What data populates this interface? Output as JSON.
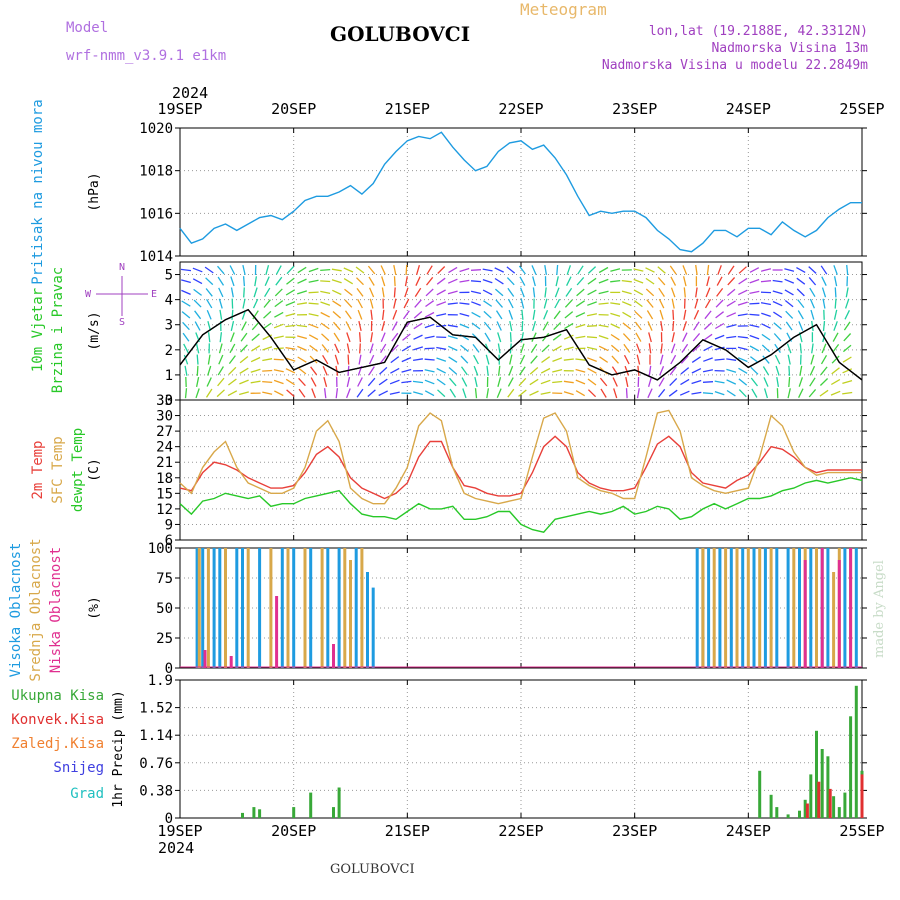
{
  "header": {
    "station": "GOLUBOVCI",
    "meteogram": "Meteogram",
    "model_label": "Model",
    "model_name": "wrf-nmm_v3.9.1 e1km",
    "coords": "lon,lat (19.2188E, 42.3312N)",
    "elevation": "Nadmorska Visina 13m",
    "model_elevation": "Nadmorska Visina u modelu 22.2849m",
    "year": "2024"
  },
  "footer": {
    "station": "GOLUBOVCI",
    "signature": "made by Angel"
  },
  "time_axis": [
    "19SEP",
    "20SEP",
    "21SEP",
    "22SEP",
    "23SEP",
    "24SEP",
    "25SEP"
  ],
  "colors": {
    "pressure": "#1e9be0",
    "temp2m": "#e8403a",
    "sfc": "#d8a84a",
    "dewpt": "#28c828",
    "high_cloud": "#1e9be0",
    "mid_cloud": "#d8a84a",
    "low_cloud": "#e03090",
    "total_precip": "#38a838",
    "conv_precip": "#e03030",
    "frozen": "#f08030",
    "snow": "#4040e0",
    "grad": "#20c0c0"
  },
  "chart_data": [
    {
      "type": "line",
      "panel": "pressure",
      "ylabel_left": "Pritisak na nivou mora",
      "ylabel": "(hPa)",
      "ylim": [
        1014,
        1020
      ],
      "yticks": [
        "1014",
        "1016",
        "1018",
        "1020"
      ],
      "x": [
        0,
        0.1,
        0.2,
        0.3,
        0.4,
        0.5,
        0.6,
        0.7,
        0.8,
        0.9,
        1.0,
        1.1,
        1.2,
        1.3,
        1.4,
        1.5,
        1.6,
        1.7,
        1.8,
        1.9,
        2.0,
        2.1,
        2.2,
        2.3,
        2.4,
        2.5,
        2.6,
        2.7,
        2.8,
        2.9,
        3.0,
        3.1,
        3.2,
        3.3,
        3.4,
        3.5,
        3.6,
        3.7,
        3.8,
        3.9,
        4.0,
        4.1,
        4.2,
        4.3,
        4.4,
        4.5,
        4.6,
        4.7,
        4.8,
        4.9,
        5.0,
        5.1,
        5.2,
        5.3,
        5.4,
        5.5,
        5.6,
        5.7,
        5.8,
        5.9,
        6.0
      ],
      "series": [
        {
          "values": [
            1015.3,
            1014.6,
            1014.8,
            1015.3,
            1015.5,
            1015.2,
            1015.5,
            1015.8,
            1015.9,
            1015.7,
            1016.1,
            1016.6,
            1016.8,
            1016.8,
            1017.0,
            1017.3,
            1016.9,
            1017.4,
            1018.3,
            1018.9,
            1019.4,
            1019.6,
            1019.5,
            1019.8,
            1019.1,
            1018.5,
            1018.0,
            1018.2,
            1018.9,
            1019.3,
            1019.4,
            1019.0,
            1019.2,
            1018.6,
            1017.8,
            1016.8,
            1015.9,
            1016.1,
            1016.0,
            1016.1,
            1016.1,
            1015.8,
            1015.2,
            1014.8,
            1014.3,
            1014.2,
            1014.6,
            1015.2,
            1015.2,
            1014.9,
            1015.3,
            1015.3,
            1015.0,
            1015.6,
            1015.2,
            1014.9,
            1015.2,
            1015.8,
            1016.2,
            1016.5,
            1016.5
          ]
        }
      ]
    },
    {
      "type": "line",
      "panel": "wind",
      "ylabel_left": "10m Vjetar Brzina i Pravac",
      "ylabel": "(m/s)",
      "ylim": [
        0,
        5.5
      ],
      "yticks": [
        "0",
        "1",
        "2",
        "3",
        "4",
        "5"
      ],
      "x": [
        0,
        0.2,
        0.4,
        0.6,
        0.8,
        1.0,
        1.2,
        1.4,
        1.6,
        1.8,
        2.0,
        2.2,
        2.4,
        2.6,
        2.8,
        3.0,
        3.2,
        3.4,
        3.6,
        3.8,
        4.0,
        4.2,
        4.4,
        4.6,
        4.8,
        5.0,
        5.2,
        5.4,
        5.6,
        5.8,
        6.0
      ],
      "series": [
        {
          "name": "wind",
          "values": [
            1.4,
            2.6,
            3.2,
            3.6,
            2.5,
            1.2,
            1.6,
            1.1,
            1.3,
            1.5,
            3.1,
            3.3,
            2.6,
            2.5,
            1.6,
            2.4,
            2.5,
            2.8,
            1.4,
            1.0,
            1.2,
            0.8,
            1.5,
            2.4,
            2.0,
            1.3,
            1.8,
            2.5,
            3.0,
            1.5,
            0.8
          ]
        }
      ],
      "direction_key": [
        "N",
        "W",
        "E",
        "S"
      ]
    },
    {
      "type": "line",
      "panel": "temperature",
      "ylabel_left": [
        "2m Temp",
        "SFC Temp",
        "dewpt Temp"
      ],
      "ylabel": "(C)",
      "ylim": [
        6,
        33
      ],
      "yticks": [
        "6",
        "9",
        "12",
        "15",
        "18",
        "21",
        "24",
        "27",
        "30",
        "33"
      ],
      "x": [
        0,
        0.1,
        0.2,
        0.3,
        0.4,
        0.5,
        0.6,
        0.7,
        0.8,
        0.9,
        1.0,
        1.1,
        1.2,
        1.3,
        1.4,
        1.5,
        1.6,
        1.7,
        1.8,
        1.9,
        2.0,
        2.1,
        2.2,
        2.3,
        2.4,
        2.5,
        2.6,
        2.7,
        2.8,
        2.9,
        3.0,
        3.1,
        3.2,
        3.3,
        3.4,
        3.5,
        3.6,
        3.7,
        3.8,
        3.9,
        4.0,
        4.1,
        4.2,
        4.3,
        4.4,
        4.5,
        4.6,
        4.7,
        4.8,
        4.9,
        5.0,
        5.1,
        5.2,
        5.3,
        5.4,
        5.5,
        5.6,
        5.7,
        5.8,
        5.9,
        6.0
      ],
      "series": [
        {
          "name": "2m Temp",
          "values": [
            16.0,
            15.5,
            19.0,
            21.0,
            20.5,
            19.5,
            18.0,
            17.0,
            16.0,
            16.0,
            16.5,
            19.0,
            22.5,
            24.0,
            22.0,
            18.0,
            16.0,
            15.0,
            14.0,
            15.0,
            17.0,
            22.0,
            25.0,
            25.0,
            20.0,
            16.5,
            16.0,
            15.0,
            14.5,
            14.5,
            15.0,
            19.0,
            24.0,
            26.0,
            24.0,
            19.0,
            17.0,
            16.0,
            15.5,
            15.5,
            16.0,
            20.0,
            24.5,
            26.0,
            24.0,
            19.0,
            17.0,
            16.5,
            16.0,
            17.5,
            18.5,
            21.0,
            24.0,
            23.5,
            22.0,
            20.0,
            19.0,
            19.5,
            19.5,
            19.5,
            19.5
          ]
        },
        {
          "name": "SFC Temp",
          "values": [
            17.0,
            15.0,
            20.0,
            23.0,
            25.0,
            20.0,
            17.0,
            16.0,
            15.0,
            15.0,
            16.0,
            20.0,
            27.0,
            29.0,
            25.0,
            16.0,
            14.0,
            13.0,
            13.0,
            16.0,
            20.0,
            28.0,
            30.5,
            29.0,
            20.0,
            15.0,
            14.0,
            13.5,
            13.0,
            13.5,
            14.0,
            22.0,
            29.5,
            30.5,
            27.0,
            18.0,
            16.5,
            15.5,
            15.0,
            14.0,
            14.0,
            22.0,
            30.5,
            31.0,
            27.0,
            18.0,
            16.5,
            15.5,
            15.0,
            15.5,
            16.0,
            22.0,
            30.0,
            28.0,
            23.0,
            20.0,
            18.5,
            19.0,
            19.0,
            19.0,
            19.0
          ]
        },
        {
          "name": "dewpt Temp",
          "values": [
            13.0,
            11.0,
            13.5,
            14.0,
            15.0,
            14.5,
            14.0,
            14.5,
            12.5,
            13.0,
            13.0,
            14.0,
            14.5,
            15.0,
            15.5,
            13.0,
            11.0,
            10.5,
            10.5,
            10.0,
            11.5,
            13.0,
            12.0,
            12.0,
            12.5,
            10.0,
            10.0,
            10.5,
            11.5,
            11.5,
            9.0,
            8.0,
            7.5,
            10.0,
            10.5,
            11.0,
            11.5,
            11.0,
            11.5,
            12.5,
            11.0,
            11.5,
            12.5,
            12.0,
            10.0,
            10.5,
            12.0,
            13.0,
            12.0,
            13.0,
            14.0,
            14.0,
            14.5,
            15.5,
            16.0,
            17.0,
            17.5,
            17.0,
            17.5,
            18.0,
            17.5
          ]
        }
      ]
    },
    {
      "type": "bar",
      "panel": "cloud",
      "ylabel_left": [
        "Visoka Oblacnost",
        "Srednja Oblacnost",
        "Niska Oblacnost"
      ],
      "ylabel": "(%)",
      "ylim": [
        0,
        100
      ],
      "yticks": [
        "0",
        "25",
        "50",
        "75",
        "100"
      ],
      "series": [
        {
          "name": "Visoka Oblacnost",
          "x": [
            0.15,
            0.2,
            0.3,
            0.35,
            0.5,
            0.55,
            0.7,
            0.9,
            1.0,
            1.15,
            1.3,
            1.4,
            1.55,
            1.65,
            1.7,
            4.55,
            4.6,
            4.65,
            4.75,
            4.85,
            4.95,
            5.05,
            5.15,
            5.25,
            5.35,
            5.45,
            5.55,
            5.65,
            5.7,
            5.85,
            5.95
          ],
          "values": [
            100,
            100,
            100,
            100,
            100,
            100,
            100,
            100,
            100,
            100,
            100,
            100,
            100,
            80,
            67,
            100,
            100,
            100,
            100,
            100,
            100,
            100,
            100,
            100,
            100,
            100,
            100,
            100,
            100,
            100,
            100
          ]
        },
        {
          "name": "Srednja Oblacnost",
          "x": [
            0.17,
            0.25,
            0.4,
            0.6,
            0.8,
            0.95,
            1.1,
            1.25,
            1.45,
            1.5,
            1.6,
            4.6,
            4.7,
            4.8,
            4.9,
            5.0,
            5.1,
            5.2,
            5.4,
            5.5,
            5.6,
            5.75,
            5.8,
            5.9
          ],
          "values": [
            100,
            100,
            100,
            100,
            100,
            100,
            100,
            100,
            100,
            90,
            100,
            100,
            100,
            100,
            100,
            100,
            100,
            100,
            100,
            100,
            100,
            80,
            100,
            100
          ]
        },
        {
          "name": "Niska Oblacnost",
          "x": [
            0.22,
            0.45,
            0.85,
            1.35,
            5.5,
            5.65,
            5.8,
            5.9
          ],
          "values": [
            15,
            10,
            60,
            20,
            90,
            100,
            90,
            100
          ]
        }
      ]
    },
    {
      "type": "bar",
      "panel": "precip",
      "ylabel_left": [
        "Ukupna Kisa",
        "Konvek.Kisa",
        "Zaledj.Kisa",
        "Snijeg",
        "Grad"
      ],
      "ylabel": "1hr Precip (mm)",
      "ylim": [
        0,
        1.9
      ],
      "yticks": [
        "0",
        "0.38",
        "0.76",
        "1.14",
        "1.52",
        "1.9"
      ],
      "series": [
        {
          "name": "Ukupna Kisa",
          "x": [
            0.55,
            0.65,
            0.7,
            1.0,
            1.15,
            1.35,
            1.4,
            5.1,
            5.2,
            5.25,
            5.35,
            5.45,
            5.5,
            5.55,
            5.6,
            5.65,
            5.7,
            5.75,
            5.8,
            5.85,
            5.9,
            5.95,
            6.0
          ],
          "values": [
            0.07,
            0.15,
            0.12,
            0.15,
            0.35,
            0.15,
            0.42,
            0.65,
            0.32,
            0.15,
            0.05,
            0.1,
            0.25,
            0.6,
            1.2,
            0.95,
            0.85,
            0.3,
            0.15,
            0.35,
            1.4,
            1.82,
            0.65
          ]
        },
        {
          "name": "Konvek.Kisa",
          "x": [
            5.52,
            5.62,
            5.72,
            6.0
          ],
          "values": [
            0.2,
            0.5,
            0.4,
            0.6
          ]
        }
      ]
    }
  ]
}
* * * * * * *
Exercise aim
Find and count the lines of the data that include the string "panel", and report that figure by itself.

Solution for this exercise
5